-------- Study material

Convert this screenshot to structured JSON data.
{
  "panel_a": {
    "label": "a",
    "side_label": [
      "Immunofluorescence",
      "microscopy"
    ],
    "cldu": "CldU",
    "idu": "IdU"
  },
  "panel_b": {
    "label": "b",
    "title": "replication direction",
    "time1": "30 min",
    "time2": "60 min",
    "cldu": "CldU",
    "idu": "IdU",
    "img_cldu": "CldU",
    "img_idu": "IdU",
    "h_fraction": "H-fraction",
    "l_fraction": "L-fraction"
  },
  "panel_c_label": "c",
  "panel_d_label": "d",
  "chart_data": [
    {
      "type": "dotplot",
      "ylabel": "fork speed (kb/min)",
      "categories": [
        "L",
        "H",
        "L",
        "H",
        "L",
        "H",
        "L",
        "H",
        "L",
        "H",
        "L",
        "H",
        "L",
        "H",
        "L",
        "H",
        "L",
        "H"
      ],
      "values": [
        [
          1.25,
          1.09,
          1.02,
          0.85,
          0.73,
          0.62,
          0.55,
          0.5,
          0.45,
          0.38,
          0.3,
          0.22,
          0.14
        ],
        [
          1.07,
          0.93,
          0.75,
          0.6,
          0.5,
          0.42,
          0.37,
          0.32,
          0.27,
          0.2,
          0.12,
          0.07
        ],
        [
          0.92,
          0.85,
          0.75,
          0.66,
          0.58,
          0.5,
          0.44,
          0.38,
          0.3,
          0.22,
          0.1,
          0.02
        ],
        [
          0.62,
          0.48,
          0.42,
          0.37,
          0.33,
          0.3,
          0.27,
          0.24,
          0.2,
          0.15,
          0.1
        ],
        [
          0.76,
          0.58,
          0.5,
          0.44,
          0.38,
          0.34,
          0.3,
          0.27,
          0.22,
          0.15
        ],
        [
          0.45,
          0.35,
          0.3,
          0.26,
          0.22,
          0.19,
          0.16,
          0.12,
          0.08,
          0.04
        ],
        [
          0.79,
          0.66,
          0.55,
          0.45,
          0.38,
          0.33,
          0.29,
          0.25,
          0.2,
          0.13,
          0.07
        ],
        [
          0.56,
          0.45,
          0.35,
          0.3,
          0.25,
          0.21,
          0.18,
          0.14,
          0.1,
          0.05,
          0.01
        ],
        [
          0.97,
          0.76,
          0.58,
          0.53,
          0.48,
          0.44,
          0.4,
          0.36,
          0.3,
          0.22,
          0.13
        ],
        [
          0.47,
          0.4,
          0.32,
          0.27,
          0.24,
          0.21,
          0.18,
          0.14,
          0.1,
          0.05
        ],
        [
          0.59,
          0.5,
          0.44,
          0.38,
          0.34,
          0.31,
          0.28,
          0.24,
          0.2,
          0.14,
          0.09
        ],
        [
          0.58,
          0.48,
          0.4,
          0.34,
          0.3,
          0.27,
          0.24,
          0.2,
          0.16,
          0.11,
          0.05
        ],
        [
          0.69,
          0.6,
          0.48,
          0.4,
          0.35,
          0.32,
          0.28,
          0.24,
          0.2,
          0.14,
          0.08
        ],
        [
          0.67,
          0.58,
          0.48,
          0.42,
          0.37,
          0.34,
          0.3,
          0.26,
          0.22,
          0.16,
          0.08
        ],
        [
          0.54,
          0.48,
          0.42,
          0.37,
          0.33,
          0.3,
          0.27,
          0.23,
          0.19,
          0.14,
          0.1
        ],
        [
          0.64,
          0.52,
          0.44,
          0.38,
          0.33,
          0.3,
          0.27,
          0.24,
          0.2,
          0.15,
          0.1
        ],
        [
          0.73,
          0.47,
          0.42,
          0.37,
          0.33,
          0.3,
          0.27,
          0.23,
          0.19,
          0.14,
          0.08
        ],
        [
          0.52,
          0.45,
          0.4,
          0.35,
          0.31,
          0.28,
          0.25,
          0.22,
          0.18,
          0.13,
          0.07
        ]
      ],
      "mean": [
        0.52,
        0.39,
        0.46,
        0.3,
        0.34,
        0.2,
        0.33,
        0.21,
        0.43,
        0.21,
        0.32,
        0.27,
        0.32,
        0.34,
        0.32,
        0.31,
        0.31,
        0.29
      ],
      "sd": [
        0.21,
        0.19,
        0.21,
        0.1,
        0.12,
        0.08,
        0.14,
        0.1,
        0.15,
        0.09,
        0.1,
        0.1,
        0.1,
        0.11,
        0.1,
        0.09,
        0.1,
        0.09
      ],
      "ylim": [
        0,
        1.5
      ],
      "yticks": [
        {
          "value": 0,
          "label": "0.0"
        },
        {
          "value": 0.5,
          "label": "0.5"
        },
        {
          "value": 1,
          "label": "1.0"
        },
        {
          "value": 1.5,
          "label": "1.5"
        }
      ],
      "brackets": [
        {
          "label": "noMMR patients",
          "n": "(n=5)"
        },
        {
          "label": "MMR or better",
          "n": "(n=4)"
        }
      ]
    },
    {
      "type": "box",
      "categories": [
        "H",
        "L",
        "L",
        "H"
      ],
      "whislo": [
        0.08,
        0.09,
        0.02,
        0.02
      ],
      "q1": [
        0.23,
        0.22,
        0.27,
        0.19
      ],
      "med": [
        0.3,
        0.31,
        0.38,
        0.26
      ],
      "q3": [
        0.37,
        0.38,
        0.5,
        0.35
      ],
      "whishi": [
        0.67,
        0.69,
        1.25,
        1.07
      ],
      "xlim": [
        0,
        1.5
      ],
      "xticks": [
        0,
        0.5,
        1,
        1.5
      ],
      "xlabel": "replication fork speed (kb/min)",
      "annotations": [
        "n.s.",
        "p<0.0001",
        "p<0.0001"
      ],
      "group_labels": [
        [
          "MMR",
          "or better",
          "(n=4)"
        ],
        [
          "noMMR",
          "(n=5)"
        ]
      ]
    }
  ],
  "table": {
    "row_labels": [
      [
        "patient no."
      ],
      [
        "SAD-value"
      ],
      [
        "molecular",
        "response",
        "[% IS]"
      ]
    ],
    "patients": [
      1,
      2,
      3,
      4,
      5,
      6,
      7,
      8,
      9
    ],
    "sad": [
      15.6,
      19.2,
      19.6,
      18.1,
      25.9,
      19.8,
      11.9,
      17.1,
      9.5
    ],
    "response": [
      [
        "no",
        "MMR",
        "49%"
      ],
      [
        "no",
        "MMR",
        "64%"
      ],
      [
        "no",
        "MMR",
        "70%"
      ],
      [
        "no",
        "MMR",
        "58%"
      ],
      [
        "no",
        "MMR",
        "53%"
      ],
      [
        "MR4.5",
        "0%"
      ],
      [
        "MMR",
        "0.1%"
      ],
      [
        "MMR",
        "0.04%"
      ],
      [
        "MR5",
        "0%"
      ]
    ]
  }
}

----------------

* Exercise
Restate the data above in full, keeping every word as it is.

* Your response
Convert this screenshot to structured JSON data.
{
  "panel_a": {
    "label": "a",
    "side_label": [
      "Immunofluorescence",
      "microscopy"
    ],
    "cldu": "CldU",
    "idu": "IdU"
  },
  "panel_b": {
    "label": "b",
    "title": "replication direction",
    "time1": "30 min",
    "time2": "60 min",
    "cldu": "CldU",
    "idu": "IdU",
    "img_cldu": "CldU",
    "img_idu": "IdU",
    "h_fraction": "H-fraction",
    "l_fraction": "L-fraction"
  },
  "panel_c_label": "c",
  "panel_d_label": "d",
  "chart_data": [
    {
      "type": "dotplot",
      "ylabel": "fork speed (kb/min)",
      "categories": [
        "L",
        "H",
        "L",
        "H",
        "L",
        "H",
        "L",
        "H",
        "L",
        "H",
        "L",
        "H",
        "L",
        "H",
        "L",
        "H",
        "L",
        "H"
      ],
      "values": [
        [
          1.25,
          1.09,
          1.02,
          0.85,
          0.73,
          0.62,
          0.55,
          0.5,
          0.45,
          0.38,
          0.3,
          0.22,
          0.14
        ],
        [
          1.07,
          0.93,
          0.75,
          0.6,
          0.5,
          0.42,
          0.37,
          0.32,
          0.27,
          0.2,
          0.12,
          0.07
        ],
        [
          0.92,
          0.85,
          0.75,
          0.66,
          0.58,
          0.5,
          0.44,
          0.38,
          0.3,
          0.22,
          0.1,
          0.02
        ],
        [
          0.62,
          0.48,
          0.42,
          0.37,
          0.33,
          0.3,
          0.27,
          0.24,
          0.2,
          0.15,
          0.1
        ],
        [
          0.76,
          0.58,
          0.5,
          0.44,
          0.38,
          0.34,
          0.3,
          0.27,
          0.22,
          0.15
        ],
        [
          0.45,
          0.35,
          0.3,
          0.26,
          0.22,
          0.19,
          0.16,
          0.12,
          0.08,
          0.04
        ],
        [
          0.79,
          0.66,
          0.55,
          0.45,
          0.38,
          0.33,
          0.29,
          0.25,
          0.2,
          0.13,
          0.07
        ],
        [
          0.56,
          0.45,
          0.35,
          0.3,
          0.25,
          0.21,
          0.18,
          0.14,
          0.1,
          0.05,
          0.01
        ],
        [
          0.97,
          0.76,
          0.58,
          0.53,
          0.48,
          0.44,
          0.4,
          0.36,
          0.3,
          0.22,
          0.13
        ],
        [
          0.47,
          0.4,
          0.32,
          0.27,
          0.24,
          0.21,
          0.18,
          0.14,
          0.1,
          0.05
        ],
        [
          0.59,
          0.5,
          0.44,
          0.38,
          0.34,
          0.31,
          0.28,
          0.24,
          0.2,
          0.14,
          0.09
        ],
        [
          0.58,
          0.48,
          0.4,
          0.34,
          0.3,
          0.27,
          0.24,
          0.2,
          0.16,
          0.11,
          0.05
        ],
        [
          0.69,
          0.6,
          0.48,
          0.4,
          0.35,
          0.32,
          0.28,
          0.24,
          0.2,
          0.14,
          0.08
        ],
        [
          0.67,
          0.58,
          0.48,
          0.42,
          0.37,
          0.34,
          0.3,
          0.26,
          0.22,
          0.16,
          0.08
        ],
        [
          0.54,
          0.48,
          0.42,
          0.37,
          0.33,
          0.3,
          0.27,
          0.23,
          0.19,
          0.14,
          0.1
        ],
        [
          0.64,
          0.52,
          0.44,
          0.38,
          0.33,
          0.3,
          0.27,
          0.24,
          0.2,
          0.15,
          0.1
        ],
        [
          0.73,
          0.47,
          0.42,
          0.37,
          0.33,
          0.3,
          0.27,
          0.23,
          0.19,
          0.14,
          0.08
        ],
        [
          0.52,
          0.45,
          0.4,
          0.35,
          0.31,
          0.28,
          0.25,
          0.22,
          0.18,
          0.13,
          0.07
        ]
      ],
      "mean": [
        0.52,
        0.39,
        0.46,
        0.3,
        0.34,
        0.2,
        0.33,
        0.21,
        0.43,
        0.21,
        0.32,
        0.27,
        0.32,
        0.34,
        0.32,
        0.31,
        0.31,
        0.29
      ],
      "sd": [
        0.21,
        0.19,
        0.21,
        0.1,
        0.12,
        0.08,
        0.14,
        0.1,
        0.15,
        0.09,
        0.1,
        0.1,
        0.1,
        0.11,
        0.1,
        0.09,
        0.1,
        0.09
      ],
      "ylim": [
        0,
        1.5
      ],
      "yticks": [
        {
          "value": 0,
          "label": "0.0"
        },
        {
          "value": 0.5,
          "label": "0.5"
        },
        {
          "value": 1,
          "label": "1.0"
        },
        {
          "value": 1.5,
          "label": "1.5"
        }
      ],
      "brackets": [
        {
          "label": "noMMR patients",
          "n": "(n=5)"
        },
        {
          "label": "MMR or better",
          "n": "(n=4)"
        }
      ]
    },
    {
      "type": "box",
      "categories": [
        "H",
        "L",
        "L",
        "H"
      ],
      "whislo": [
        0.08,
        0.09,
        0.02,
        0.02
      ],
      "q1": [
        0.23,
        0.22,
        0.27,
        0.19
      ],
      "med": [
        0.3,
        0.31,
        0.38,
        0.26
      ],
      "q3": [
        0.37,
        0.38,
        0.5,
        0.35
      ],
      "whishi": [
        0.67,
        0.69,
        1.25,
        1.07
      ],
      "xlim": [
        0,
        1.5
      ],
      "xticks": [
        0,
        0.5,
        1,
        1.5
      ],
      "xlabel": "replication fork speed (kb/min)",
      "annotations": [
        "n.s.",
        "p<0.0001",
        "p<0.0001"
      ],
      "group_labels": [
        [
          "MMR",
          "or better",
          "(n=4)"
        ],
        [
          "noMMR",
          "(n=5)"
        ]
      ]
    }
  ],
  "table": {
    "row_labels": [
      [
        "patient no."
      ],
      [
        "SAD-value"
      ],
      [
        "molecular",
        "response",
        "[% IS]"
      ]
    ],
    "patients": [
      1,
      2,
      3,
      4,
      5,
      6,
      7,
      8,
      9
    ],
    "sad": [
      15.6,
      19.2,
      19.6,
      18.1,
      25.9,
      19.8,
      11.9,
      17.1,
      9.5
    ],
    "response": [
      [
        "no",
        "MMR",
        "49%"
      ],
      [
        "no",
        "MMR",
        "64%"
      ],
      [
        "no",
        "MMR",
        "70%"
      ],
      [
        "no",
        "MMR",
        "58%"
      ],
      [
        "no",
        "MMR",
        "53%"
      ],
      [
        "MR4.5",
        "0%"
      ],
      [
        "MMR",
        "0.1%"
      ],
      [
        "MMR",
        "0.04%"
      ],
      [
        "MR5",
        "0%"
      ]
    ]
  }
}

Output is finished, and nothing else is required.